▶ [GOAL OF THE EXERCISE] Report how many lines contain "厨打商品配置", with no other words.

▶ [EXTRACTED DATA]
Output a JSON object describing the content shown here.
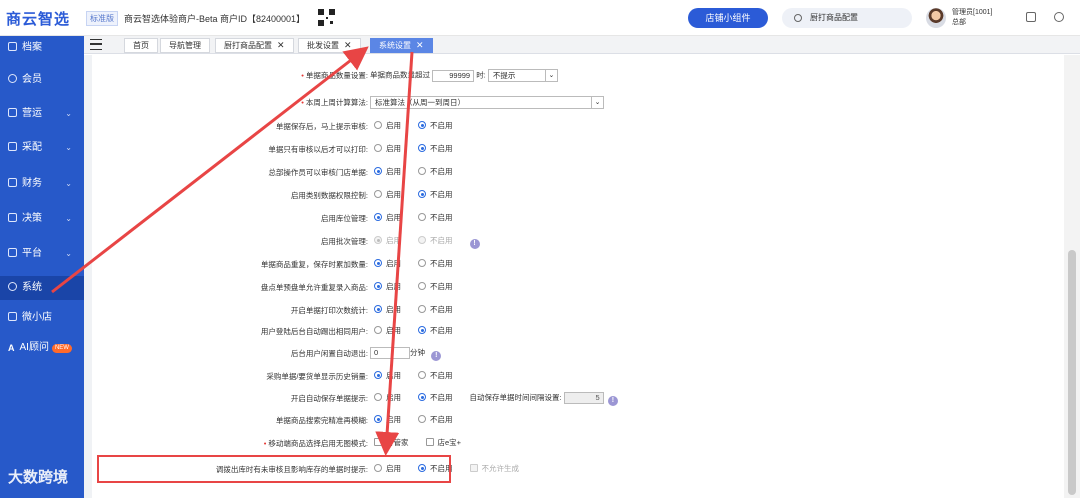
{
  "header": {
    "logo": "商云智选",
    "edition": "标准版",
    "merchant": "商云智选体验商户-Beta 商户ID【82400001】",
    "widget_button": "店铺小组件",
    "search_placeholder": "厨打商品配置",
    "user_name": "管理员[1001]",
    "user_sub": "总部"
  },
  "sidebar": {
    "items": [
      {
        "label": "档案",
        "arrow": ""
      },
      {
        "label": "会员",
        "arrow": ""
      },
      {
        "label": "营运",
        "arrow": "⌄"
      },
      {
        "label": "采配",
        "arrow": "⌄"
      },
      {
        "label": "财务",
        "arrow": "⌄"
      },
      {
        "label": "决策",
        "arrow": "⌄"
      },
      {
        "label": "平台",
        "arrow": "⌄"
      },
      {
        "label": "系统",
        "arrow": ""
      },
      {
        "label": "微小店",
        "arrow": ""
      },
      {
        "label": "AI顾问",
        "arrow": ""
      }
    ],
    "new_badge": "NEW",
    "watermark": "大数跨境"
  },
  "tabs": [
    {
      "label": "首页"
    },
    {
      "label": "导航管理"
    },
    {
      "label": "厨打商品配置"
    },
    {
      "label": "批发设置"
    },
    {
      "label": "系统设置"
    }
  ],
  "settings": {
    "opt_on": "启用",
    "opt_off": "不启用",
    "r1": {
      "label": "单据商品数量设置:",
      "text_a": "单据商品数量超过",
      "qty": "99999",
      "text_b": "时:",
      "select": "不提示"
    },
    "r2": {
      "label": "本周上周计算算法:",
      "select": "标准算法（从周一到周日）"
    },
    "r3": {
      "label": "单据保存后，马上提示审核:"
    },
    "r4": {
      "label": "单据只有审核以后才可以打印:"
    },
    "r5": {
      "label": "总部操作员可以审核门店单据:"
    },
    "r6": {
      "label": "启用类别数据权限控制:"
    },
    "r7": {
      "label": "启用库位管理:"
    },
    "r8": {
      "label": "启用批次管理:"
    },
    "r9": {
      "label": "单据商品重复，保存时累加数量:"
    },
    "r10": {
      "label": "盘点单预盘单允许重复录入商品:"
    },
    "r11": {
      "label": "开启单据打印次数统计:"
    },
    "r12": {
      "label": "用户登陆后台自动踢出相同用户:"
    },
    "r13": {
      "label": "后台用户闲置自动退出:",
      "value": "0",
      "unit": "分钟"
    },
    "r14": {
      "label": "采购单据/要货单显示历史销量:"
    },
    "r15": {
      "label": "开启自动保存单据提示:",
      "extra_label": "自动保存单据时间间隔设置:",
      "extra_value": "5"
    },
    "r16": {
      "label": "单据商品搜索完精准再模糊:"
    },
    "r17": {
      "label": "移动端商品选择启用无图模式:",
      "cb1": "智管家",
      "cb2": "店e宝+"
    },
    "r18": {
      "label": "调拨出库时有未审核且影响库存的单据时提示:",
      "extra": "不允许生成"
    }
  },
  "colors": {
    "brand": "#2b5bd7",
    "sidebar": "#2759c9",
    "active_tab": "#5b86e5",
    "annotation": "#e84545"
  }
}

▶ [EXERCISE ANSWER] 2